## Work to be completed
Omit the pictures, then write out every entry exactly as it reads.

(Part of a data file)
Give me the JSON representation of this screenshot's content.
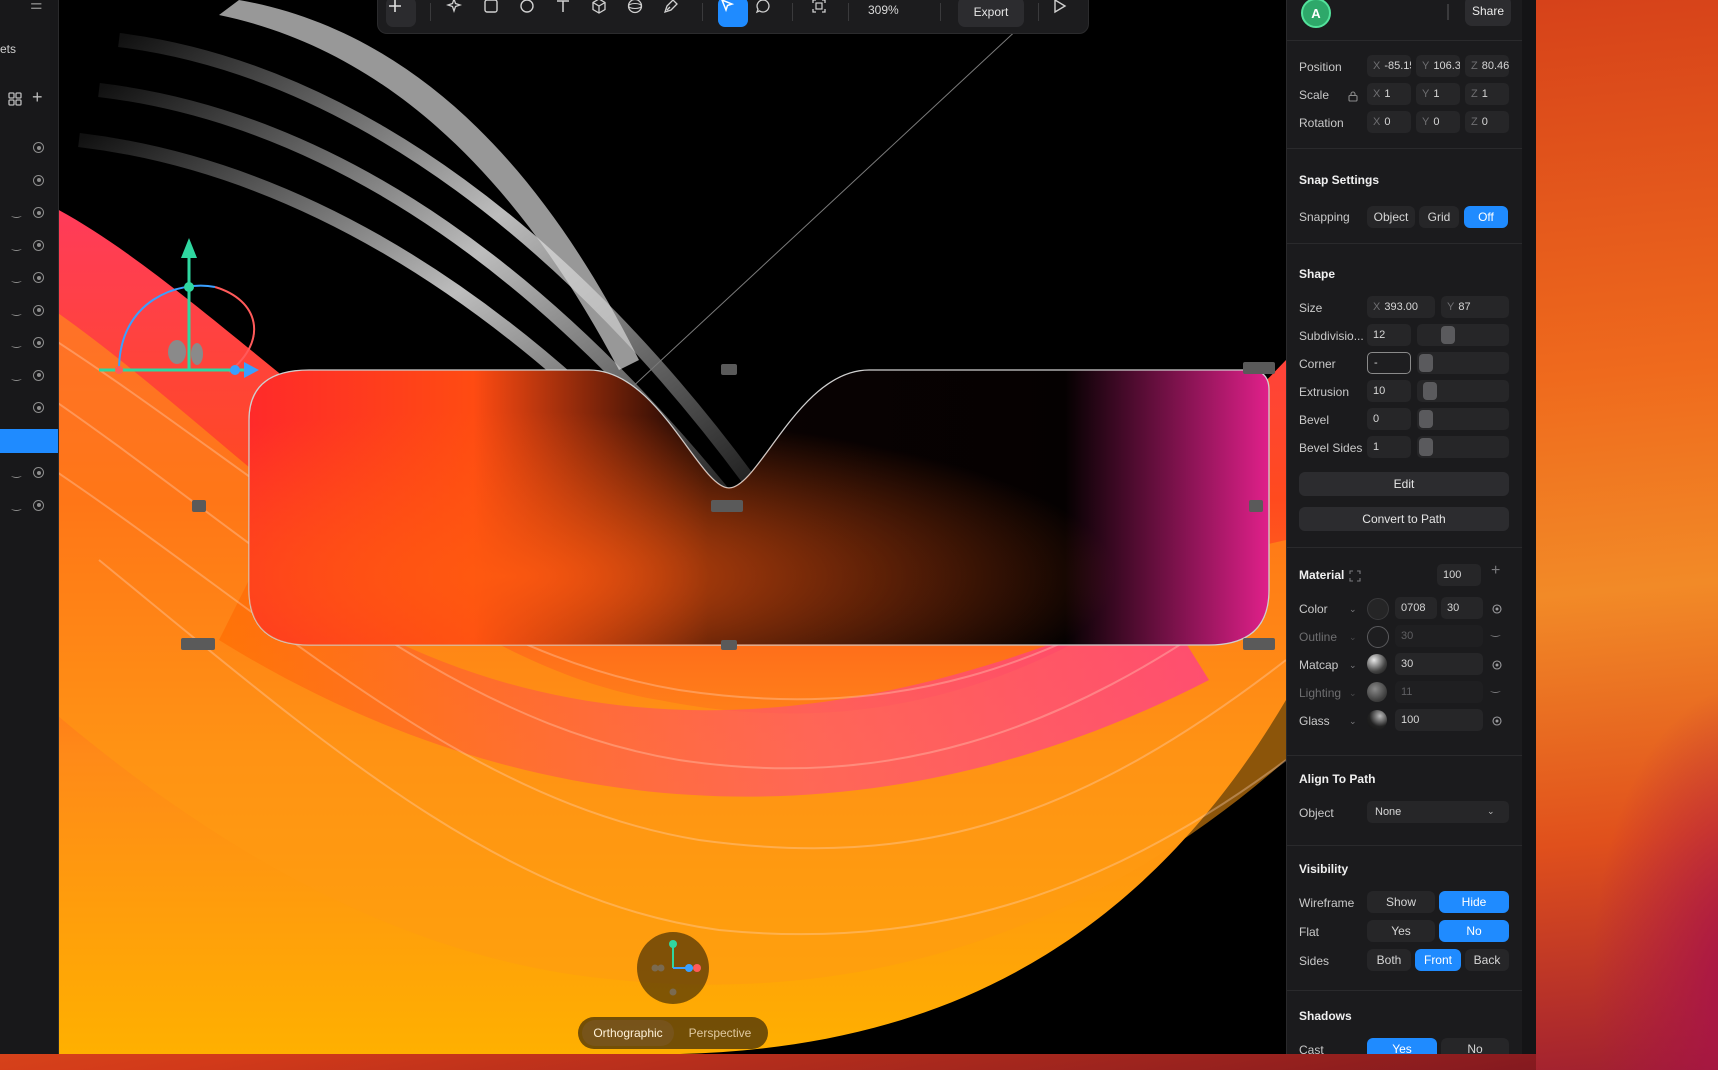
{
  "left_sidebar": {
    "assets_label": "ets",
    "layers": [
      {
        "curve": false
      },
      {
        "curve": false
      },
      {
        "curve": true
      },
      {
        "curve": true
      },
      {
        "curve": true
      },
      {
        "curve": true
      },
      {
        "curve": true
      },
      {
        "curve": true
      },
      {
        "curve": false
      },
      {
        "curve": false,
        "selected": true
      },
      {
        "curve": true
      },
      {
        "curve": true
      }
    ]
  },
  "toolbar": {
    "zoom": "309%",
    "export_label": "Export",
    "active_tool": "select-tool"
  },
  "camera": {
    "orthographic_label": "Orthographic",
    "perspective_label": "Perspective",
    "active": "orthographic"
  },
  "header": {
    "avatar_letter": "A",
    "share_label": "Share"
  },
  "transform": {
    "position_label": "Position",
    "position": {
      "x": "-85.15",
      "y": "106.3",
      "z": "80.46"
    },
    "scale_label": "Scale",
    "scale": {
      "x": "1",
      "y": "1",
      "z": "1"
    },
    "rotation_label": "Rotation",
    "rotation": {
      "x": "0",
      "y": "0",
      "z": "0"
    },
    "axis": {
      "x": "X",
      "y": "Y",
      "z": "Z"
    }
  },
  "snap": {
    "title": "Snap Settings",
    "label": "Snapping",
    "options": [
      "Object",
      "Grid",
      "Off"
    ],
    "selected": "Off"
  },
  "shape": {
    "title": "Shape",
    "size_label": "Size",
    "size_x": "393.00",
    "size_y": "87",
    "subdivisions_label": "Subdivisio...",
    "subdivisions": "12",
    "corner_label": "Corner",
    "corner": "-",
    "extrusion_label": "Extrusion",
    "extrusion": "10",
    "bevel_label": "Bevel",
    "bevel": "0",
    "bevel_sides_label": "Bevel Sides",
    "bevel_sides": "1",
    "edit_label": "Edit",
    "convert_label": "Convert to Path"
  },
  "material": {
    "title": "Material",
    "opacity": "100",
    "color_label": "Color",
    "color_hex": "0708",
    "color_value": "30",
    "outline_label": "Outline",
    "outline_value": "30",
    "matcap_label": "Matcap",
    "matcap_value": "30",
    "lighting_label": "Lighting",
    "lighting_value": "11",
    "glass_label": "Glass",
    "glass_value": "100"
  },
  "align": {
    "title": "Align To Path",
    "object_label": "Object",
    "object_value": "None"
  },
  "visibility": {
    "title": "Visibility",
    "wireframe_label": "Wireframe",
    "wireframe_options": [
      "Show",
      "Hide"
    ],
    "wireframe_selected": "Hide",
    "flat_label": "Flat",
    "flat_options": [
      "Yes",
      "No"
    ],
    "flat_selected": "No",
    "sides_label": "Sides",
    "sides_options": [
      "Both",
      "Front",
      "Back"
    ],
    "sides_selected": "Front"
  },
  "shadows": {
    "title": "Shadows",
    "cast_label": "Cast",
    "cast_options": [
      "Yes",
      "No"
    ],
    "cast_selected": "Yes"
  },
  "colors": {
    "accent": "#1f8bff",
    "panel_bg": "#1b1b1d",
    "avatar": "#2ea86a"
  }
}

## Exercise output
Give me the JSON representation of this screenshot's content.
{
  "left_sidebar": {
    "assets_label": "ets",
    "layers": [
      {
        "curve": false
      },
      {
        "curve": false
      },
      {
        "curve": true
      },
      {
        "curve": true
      },
      {
        "curve": true
      },
      {
        "curve": true
      },
      {
        "curve": true
      },
      {
        "curve": true
      },
      {
        "curve": false
      },
      {
        "curve": false,
        "selected": true
      },
      {
        "curve": true
      },
      {
        "curve": true
      }
    ]
  },
  "toolbar": {
    "zoom": "309%",
    "export_label": "Export",
    "active_tool": "select-tool"
  },
  "camera": {
    "orthographic_label": "Orthographic",
    "perspective_label": "Perspective",
    "active": "orthographic"
  },
  "header": {
    "avatar_letter": "A",
    "share_label": "Share"
  },
  "transform": {
    "position_label": "Position",
    "position": {
      "x": "-85.15",
      "y": "106.3",
      "z": "80.46"
    },
    "scale_label": "Scale",
    "scale": {
      "x": "1",
      "y": "1",
      "z": "1"
    },
    "rotation_label": "Rotation",
    "rotation": {
      "x": "0",
      "y": "0",
      "z": "0"
    },
    "axis": {
      "x": "X",
      "y": "Y",
      "z": "Z"
    }
  },
  "snap": {
    "title": "Snap Settings",
    "label": "Snapping",
    "options": [
      "Object",
      "Grid",
      "Off"
    ],
    "selected": "Off"
  },
  "shape": {
    "title": "Shape",
    "size_label": "Size",
    "size_x": "393.00",
    "size_y": "87",
    "subdivisions_label": "Subdivisio...",
    "subdivisions": "12",
    "corner_label": "Corner",
    "corner": "-",
    "extrusion_label": "Extrusion",
    "extrusion": "10",
    "bevel_label": "Bevel",
    "bevel": "0",
    "bevel_sides_label": "Bevel Sides",
    "bevel_sides": "1",
    "edit_label": "Edit",
    "convert_label": "Convert to Path"
  },
  "material": {
    "title": "Material",
    "opacity": "100",
    "color_label": "Color",
    "color_hex": "0708",
    "color_value": "30",
    "outline_label": "Outline",
    "outline_value": "30",
    "matcap_label": "Matcap",
    "matcap_value": "30",
    "lighting_label": "Lighting",
    "lighting_value": "11",
    "glass_label": "Glass",
    "glass_value": "100"
  },
  "align": {
    "title": "Align To Path",
    "object_label": "Object",
    "object_value": "None"
  },
  "visibility": {
    "title": "Visibility",
    "wireframe_label": "Wireframe",
    "wireframe_options": [
      "Show",
      "Hide"
    ],
    "wireframe_selected": "Hide",
    "flat_label": "Flat",
    "flat_options": [
      "Yes",
      "No"
    ],
    "flat_selected": "No",
    "sides_label": "Sides",
    "sides_options": [
      "Both",
      "Front",
      "Back"
    ],
    "sides_selected": "Front"
  },
  "shadows": {
    "title": "Shadows",
    "cast_label": "Cast",
    "cast_options": [
      "Yes",
      "No"
    ],
    "cast_selected": "Yes"
  },
  "colors": {
    "accent": "#1f8bff",
    "panel_bg": "#1b1b1d",
    "avatar": "#2ea86a"
  }
}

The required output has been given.